[Dataset entries]
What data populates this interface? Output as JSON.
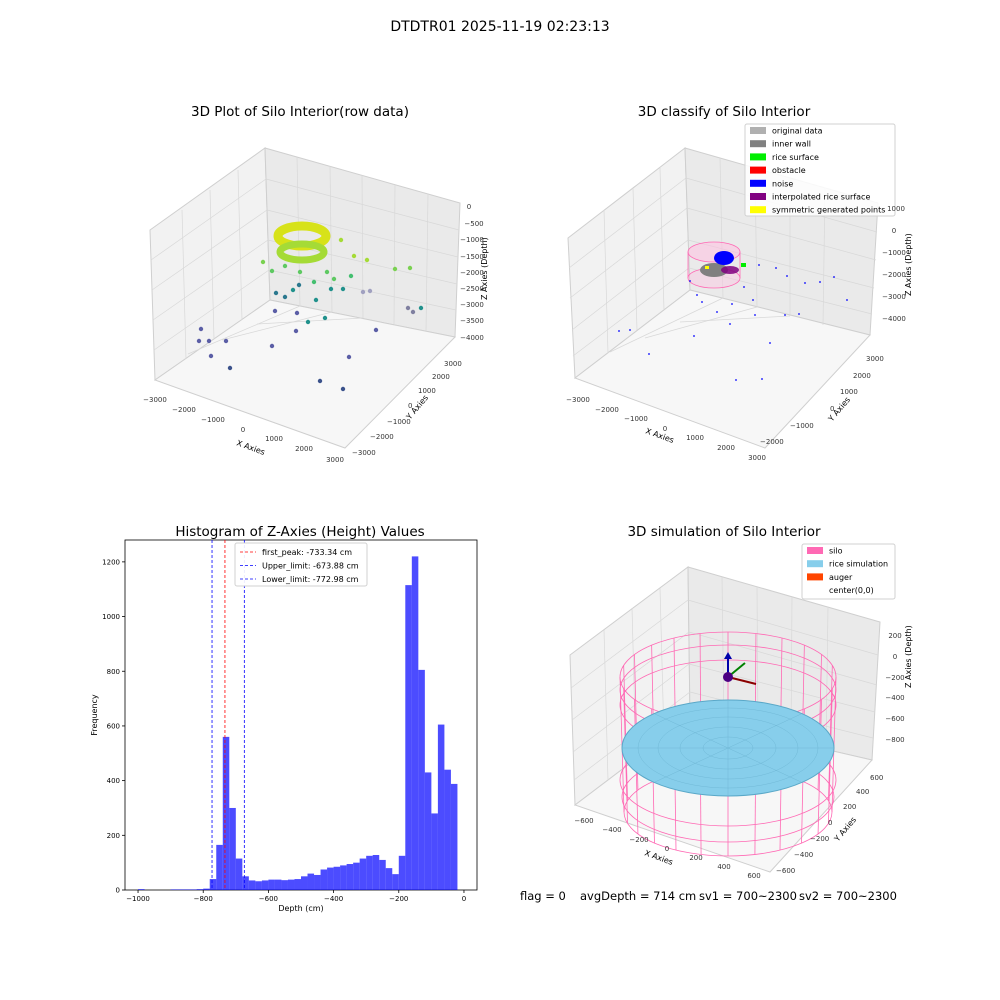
{
  "figure": {
    "suptitle": "DTDTR01 2025-11-19 02:23:13",
    "footer": {
      "flag": "flag = 0",
      "avg_depth": "avgDepth = 714 cm",
      "sv1": "sv1 = 700~2300",
      "sv2": "sv2 = 700~2300"
    }
  },
  "chart_data": [
    {
      "type": "scatter",
      "title": "3D Plot of Silo Interior(row data)",
      "xlabel": "X Axies",
      "ylabel": "Y Axies",
      "zlabel": "Z Axies (Depth)",
      "x_ticks": [
        "−3000",
        "−2000",
        "−1000",
        "0",
        "1000",
        "2000",
        "3000"
      ],
      "y_ticks": [
        "−3000",
        "−2000",
        "−1000",
        "0",
        "1000",
        "2000",
        "3000"
      ],
      "z_ticks": [
        "0",
        "−500",
        "−1000",
        "−1500",
        "−2000",
        "−2500",
        "−3000",
        "−3500",
        "−4000"
      ],
      "colormap": "viridis",
      "description_points": "dense ring of points near top centre, scattered points below"
    },
    {
      "type": "scatter",
      "title": "3D classify of Silo Interior",
      "xlabel": "X Axies",
      "ylabel": "Y Axies",
      "zlabel": "Z Axies (Depth)",
      "x_ticks": [
        "−3000",
        "−2000",
        "−1000",
        "0",
        "1000",
        "2000",
        "3000"
      ],
      "y_ticks": [
        "−2000",
        "−1000",
        "0",
        "1000",
        "2000",
        "3000"
      ],
      "z_ticks": [
        "1000",
        "0",
        "−1000",
        "−2000",
        "−3000",
        "−4000"
      ],
      "legend": [
        {
          "label": "original data",
          "color": "#b0b0b0"
        },
        {
          "label": "inner wall",
          "color": "#808080"
        },
        {
          "label": "rice surface",
          "color": "#00ee00"
        },
        {
          "label": "obstacle",
          "color": "#ff0000"
        },
        {
          "label": "noise",
          "color": "#0000ff"
        },
        {
          "label": "interpolated rice surface",
          "color": "#800080"
        },
        {
          "label": "symmetric generated points",
          "color": "#ffff00"
        }
      ],
      "legend_placement": "top-right"
    },
    {
      "type": "bar",
      "title": "Histogram of Z-Axies (Height) Values",
      "xlabel": "Depth (cm)",
      "ylabel": "Frequency",
      "xlim": [
        -1040,
        40
      ],
      "ylim": [
        0,
        1280
      ],
      "x_ticks": [
        -1000,
        -800,
        -600,
        -400,
        -200,
        0
      ],
      "x_tick_labels": [
        "−1000",
        "−800",
        "−600",
        "−400",
        "−200",
        "0"
      ],
      "y_ticks": [
        0,
        200,
        400,
        600,
        800,
        1000,
        1200
      ],
      "bar_color": "#0000ff",
      "bin_width": 20,
      "bins": [
        {
          "x": -1000,
          "v": 3
        },
        {
          "x": -900,
          "v": 2
        },
        {
          "x": -880,
          "v": 2
        },
        {
          "x": -860,
          "v": 2
        },
        {
          "x": -840,
          "v": 2
        },
        {
          "x": -820,
          "v": 3
        },
        {
          "x": -800,
          "v": 5
        },
        {
          "x": -780,
          "v": 40
        },
        {
          "x": -760,
          "v": 165
        },
        {
          "x": -740,
          "v": 560
        },
        {
          "x": -720,
          "v": 300
        },
        {
          "x": -700,
          "v": 115
        },
        {
          "x": -680,
          "v": 50
        },
        {
          "x": -660,
          "v": 35
        },
        {
          "x": -640,
          "v": 32
        },
        {
          "x": -620,
          "v": 35
        },
        {
          "x": -600,
          "v": 38
        },
        {
          "x": -580,
          "v": 38
        },
        {
          "x": -560,
          "v": 36
        },
        {
          "x": -540,
          "v": 38
        },
        {
          "x": -520,
          "v": 40
        },
        {
          "x": -500,
          "v": 50
        },
        {
          "x": -480,
          "v": 60
        },
        {
          "x": -460,
          "v": 55
        },
        {
          "x": -440,
          "v": 75
        },
        {
          "x": -420,
          "v": 82
        },
        {
          "x": -400,
          "v": 85
        },
        {
          "x": -380,
          "v": 90
        },
        {
          "x": -360,
          "v": 95
        },
        {
          "x": -340,
          "v": 100
        },
        {
          "x": -320,
          "v": 115
        },
        {
          "x": -300,
          "v": 125
        },
        {
          "x": -280,
          "v": 128
        },
        {
          "x": -260,
          "v": 110
        },
        {
          "x": -240,
          "v": 80
        },
        {
          "x": -220,
          "v": 58
        },
        {
          "x": -200,
          "v": 125
        },
        {
          "x": -180,
          "v": 1115
        },
        {
          "x": -160,
          "v": 1220
        },
        {
          "x": -140,
          "v": 805
        },
        {
          "x": -120,
          "v": 430
        },
        {
          "x": -100,
          "v": 280
        },
        {
          "x": -80,
          "v": 605
        },
        {
          "x": -60,
          "v": 440
        },
        {
          "x": -40,
          "v": 388
        }
      ],
      "lines": [
        {
          "label": "first_peak: -733.34 cm",
          "x": -733.34,
          "color": "#ff0000"
        },
        {
          "label": "Upper_limit: -673.88 cm",
          "x": -673.88,
          "color": "#0000ff"
        },
        {
          "label": "Lower_limit: -772.98 cm",
          "x": -772.98,
          "color": "#0000ff"
        }
      ],
      "legend_placement": "top-center"
    },
    {
      "type": "scatter",
      "title": "3D simulation of Silo Interior",
      "xlabel": "X Axies",
      "ylabel": "Y Axies",
      "zlabel": "Z Axies (Depth)",
      "x_ticks": [
        "−600",
        "−400",
        "−200",
        "0",
        "200",
        "400",
        "600"
      ],
      "y_ticks": [
        "−600",
        "−400",
        "−200",
        "0",
        "200",
        "400",
        "600"
      ],
      "z_ticks": [
        "200",
        "0",
        "−200",
        "−400",
        "−600",
        "−800"
      ],
      "legend": [
        {
          "label": "silo",
          "color": "#ff69b4"
        },
        {
          "label": "rice simulation",
          "color": "#87ceeb"
        },
        {
          "label": "auger",
          "color": "#ff4500"
        },
        {
          "label": "center(0,0)",
          "color": ""
        }
      ],
      "legend_placement": "top-right"
    }
  ]
}
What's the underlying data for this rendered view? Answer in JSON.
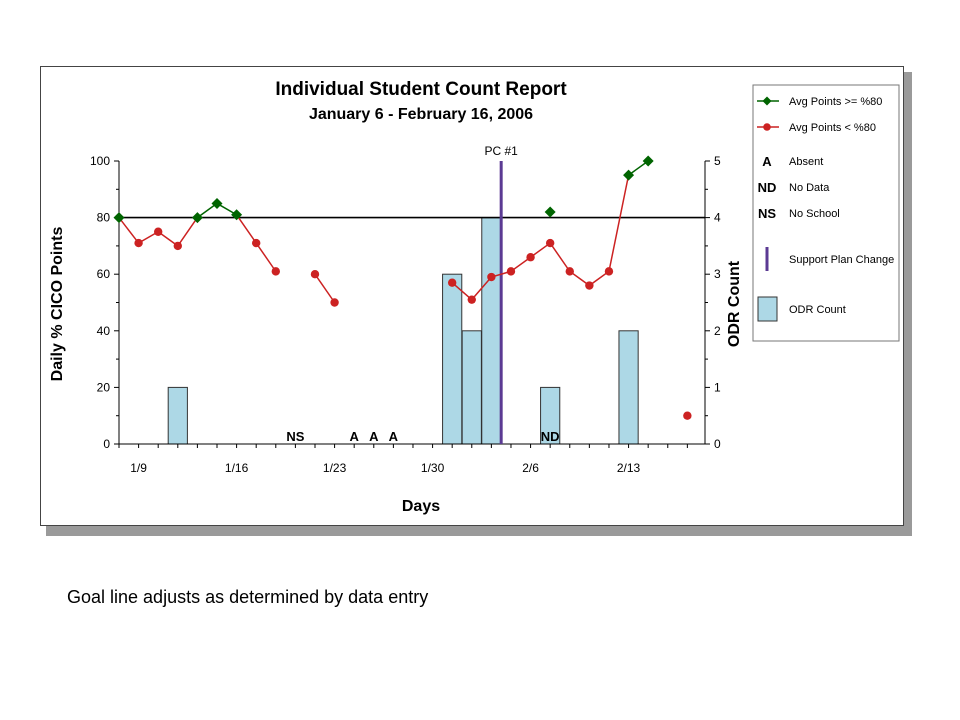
{
  "caption": "Goal line adjusts as determined by data entry",
  "chart_data": {
    "type": "line",
    "title": "Individual Student Count Report",
    "subtitle": "January 6 - February 16, 2006",
    "xlabel": "Days",
    "ylabel": "Daily % CICO Points",
    "y2label": "ODR Count",
    "ylim": [
      0,
      100
    ],
    "y2lim": [
      0,
      5
    ],
    "x_ticks": [
      "1/9",
      "1/16",
      "1/23",
      "1/30",
      "2/6",
      "2/13"
    ],
    "goal_line_value": 80,
    "phase_change": {
      "label": "PC #1",
      "after_day": "2/2"
    },
    "days": [
      "1/6",
      "1/9",
      "1/10",
      "1/11",
      "1/12",
      "1/13",
      "1/16",
      "1/17",
      "1/18",
      "1/19",
      "1/20",
      "1/23",
      "1/24",
      "1/25",
      "1/26",
      "1/27",
      "1/30",
      "1/31",
      "2/1",
      "2/2",
      "2/3",
      "2/6",
      "2/7",
      "2/8",
      "2/9",
      "2/10",
      "2/13",
      "2/14",
      "2/15",
      "2/16"
    ],
    "series": [
      {
        "name": "Avg Points >= %80",
        "color": "#006400",
        "points": [
          {
            "day": "1/6",
            "value": 80
          },
          {
            "day": "1/12",
            "value": 80
          },
          {
            "day": "1/13",
            "value": 85
          },
          {
            "day": "1/16",
            "value": 81
          },
          {
            "day": "2/7",
            "value": 82
          },
          {
            "day": "2/13",
            "value": 95
          },
          {
            "day": "2/14",
            "value": 100
          }
        ]
      },
      {
        "name": "Avg Points < %80",
        "color": "#cc2222",
        "points": [
          {
            "day": "1/9",
            "value": 71
          },
          {
            "day": "1/10",
            "value": 75
          },
          {
            "day": "1/11",
            "value": 70
          },
          {
            "day": "1/17",
            "value": 71
          },
          {
            "day": "1/18",
            "value": 61
          },
          {
            "day": "1/20",
            "value": 60
          },
          {
            "day": "1/23",
            "value": 50
          },
          {
            "day": "1/31",
            "value": 57
          },
          {
            "day": "2/1",
            "value": 51
          },
          {
            "day": "2/2",
            "value": 59
          },
          {
            "day": "2/3",
            "value": 61
          },
          {
            "day": "2/6",
            "value": 66
          },
          {
            "day": "2/7",
            "value": 71
          },
          {
            "day": "2/8",
            "value": 61
          },
          {
            "day": "2/9",
            "value": 56
          },
          {
            "day": "2/10",
            "value": 61
          },
          {
            "day": "2/16",
            "value": 10
          }
        ]
      }
    ],
    "line_segments": [
      {
        "color": "#cc2222",
        "days": [
          "1/6",
          "1/9",
          "1/10",
          "1/11",
          "1/12"
        ]
      },
      {
        "color": "#006400",
        "days": [
          "1/12",
          "1/13",
          "1/16"
        ]
      },
      {
        "color": "#cc2222",
        "days": [
          "1/16",
          "1/17",
          "1/18"
        ]
      },
      {
        "color": "#cc2222",
        "days": [
          "1/20",
          "1/23"
        ]
      },
      {
        "color": "#cc2222",
        "days": [
          "1/31",
          "2/1",
          "2/2",
          "2/3",
          "2/6",
          "2/7"
        ]
      },
      {
        "color": "#cc2222",
        "days": [
          "2/7",
          "2/8",
          "2/9",
          "2/10",
          "2/13"
        ]
      },
      {
        "color": "#006400",
        "days": [
          "2/13",
          "2/14",
          "2/15"
        ]
      },
      {
        "color": "#cc2222",
        "days": [
          "2/15",
          "2/16"
        ]
      }
    ],
    "odr_counts": [
      {
        "day": "1/11",
        "count": 1
      },
      {
        "day": "1/31",
        "count": 3
      },
      {
        "day": "2/1",
        "count": 2
      },
      {
        "day": "2/2",
        "count": 4
      },
      {
        "day": "2/7",
        "count": 1
      },
      {
        "day": "2/13",
        "count": 2
      }
    ],
    "day_codes": [
      {
        "day": "1/19",
        "code": "NS"
      },
      {
        "day": "1/24",
        "code": "A"
      },
      {
        "day": "1/25",
        "code": "A"
      },
      {
        "day": "1/26",
        "code": "A"
      },
      {
        "day": "2/7",
        "code": "ND"
      }
    ],
    "legend": {
      "placement": "right",
      "items": [
        {
          "symbol": "line-green",
          "label": "Avg Points >= %80"
        },
        {
          "symbol": "line-red",
          "label": "Avg Points < %80"
        },
        {
          "symbol": "A",
          "label": "Absent"
        },
        {
          "symbol": "ND",
          "label": "No Data"
        },
        {
          "symbol": "NS",
          "label": "No School"
        },
        {
          "symbol": "phase-bar",
          "label": "Support Plan Change"
        },
        {
          "symbol": "odr-box",
          "label": "ODR Count"
        }
      ]
    },
    "colors": {
      "odr_fill": "#add8e6",
      "phase_line": "#5b3a93",
      "goal_line": "#000000"
    }
  }
}
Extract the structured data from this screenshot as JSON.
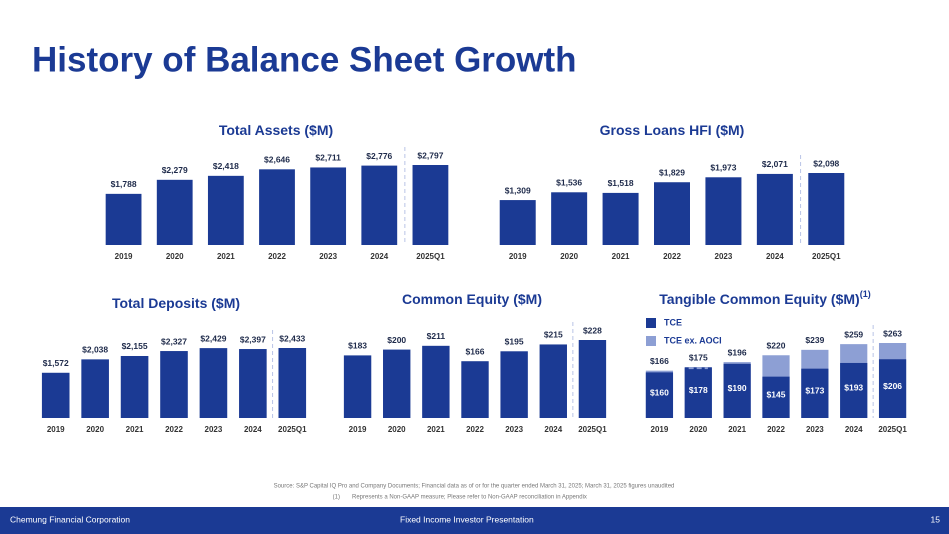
{
  "title": "History of Balance Sheet Growth",
  "chart_data": [
    {
      "type": "bar",
      "title": "Total Assets ($M)",
      "color": "#1b3a94",
      "categories": [
        "2019",
        "2020",
        "2021",
        "2022",
        "2023",
        "2024",
        "2025Q1"
      ],
      "values": [
        1788,
        2279,
        2418,
        2646,
        2711,
        2776,
        2797
      ],
      "value_labels": [
        "$1,788",
        "$2,279",
        "$2,418",
        "$2,646",
        "$2,711",
        "$2,776",
        "$2,797"
      ]
    },
    {
      "type": "bar",
      "title": "Gross Loans HFI ($M)",
      "color": "#1b3a94",
      "categories": [
        "2019",
        "2020",
        "2021",
        "2022",
        "2023",
        "2024",
        "2025Q1"
      ],
      "values": [
        1309,
        1536,
        1518,
        1829,
        1973,
        2071,
        2098
      ],
      "value_labels": [
        "$1,309",
        "$1,536",
        "$1,518",
        "$1,829",
        "$1,973",
        "$2,071",
        "$2,098"
      ]
    },
    {
      "type": "bar",
      "title": "Total Deposits ($M)",
      "color": "#1b3a94",
      "categories": [
        "2019",
        "2020",
        "2021",
        "2022",
        "2023",
        "2024",
        "2025Q1"
      ],
      "values": [
        1572,
        2038,
        2155,
        2327,
        2429,
        2397,
        2433
      ],
      "value_labels": [
        "$1,572",
        "$2,038",
        "$2,155",
        "$2,327",
        "$2,429",
        "$2,397",
        "$2,433"
      ]
    },
    {
      "type": "bar",
      "title": "Common Equity ($M)",
      "color": "#1b3a94",
      "categories": [
        "2019",
        "2020",
        "2021",
        "2022",
        "2023",
        "2024",
        "2025Q1"
      ],
      "values": [
        183,
        200,
        211,
        166,
        195,
        215,
        228
      ],
      "value_labels": [
        "$183",
        "$200",
        "$211",
        "$166",
        "$195",
        "$215",
        "$228"
      ]
    },
    {
      "type": "overlay_bar",
      "title": "Tangible Common Equity ($M)",
      "title_note": "(1)",
      "categories": [
        "2019",
        "2020",
        "2021",
        "2022",
        "2023",
        "2024",
        "2025Q1"
      ],
      "series": [
        {
          "name": "TCE",
          "color": "#1b3a94",
          "values": [
            160,
            178,
            190,
            145,
            173,
            193,
            206
          ],
          "value_labels": [
            "$160",
            "$178",
            "$190",
            "$145",
            "$173",
            "$193",
            "$206"
          ]
        },
        {
          "name": "TCE ex. AOCI",
          "color": "#8d9fd4",
          "values": [
            166,
            175,
            196,
            220,
            239,
            259,
            263
          ],
          "value_labels": [
            "$166",
            "$175",
            "$196",
            "$220",
            "$239",
            "$259",
            "$263"
          ]
        }
      ]
    }
  ],
  "source": "Source: S&P Capital IQ Pro and Company Documents; Financial data as of or for the quarter ended March 31, 2025; March 31, 2025 figures unaudited",
  "footnote": {
    "marker": "(1)",
    "text": "Represents a Non-GAAP measure; Please refer to Non-GAAP reconciliation in Appendix"
  },
  "footer": {
    "company": "Chemung Financial Corporation",
    "presentation": "Fixed Income Investor Presentation",
    "page": 15
  }
}
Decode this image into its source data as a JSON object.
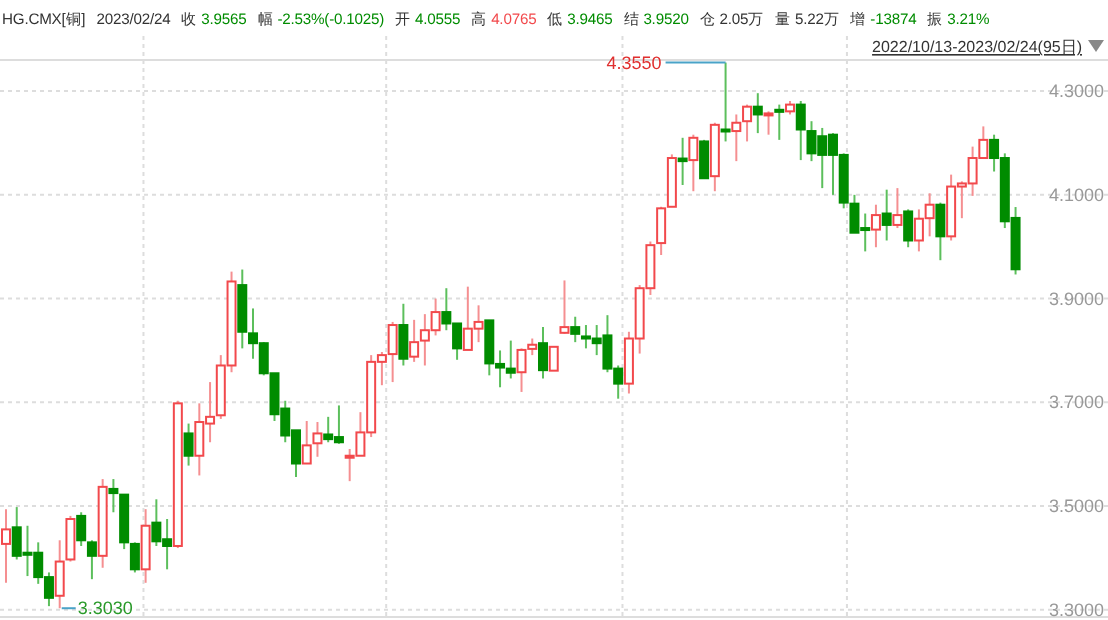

# Your instructions:
Look through the entries above; copy each line where the string "rice" appears.

# Reply to the exercise:
          "label": "rice surface",
          "label": "interpolated rice surface",
          "label": "rice simulation",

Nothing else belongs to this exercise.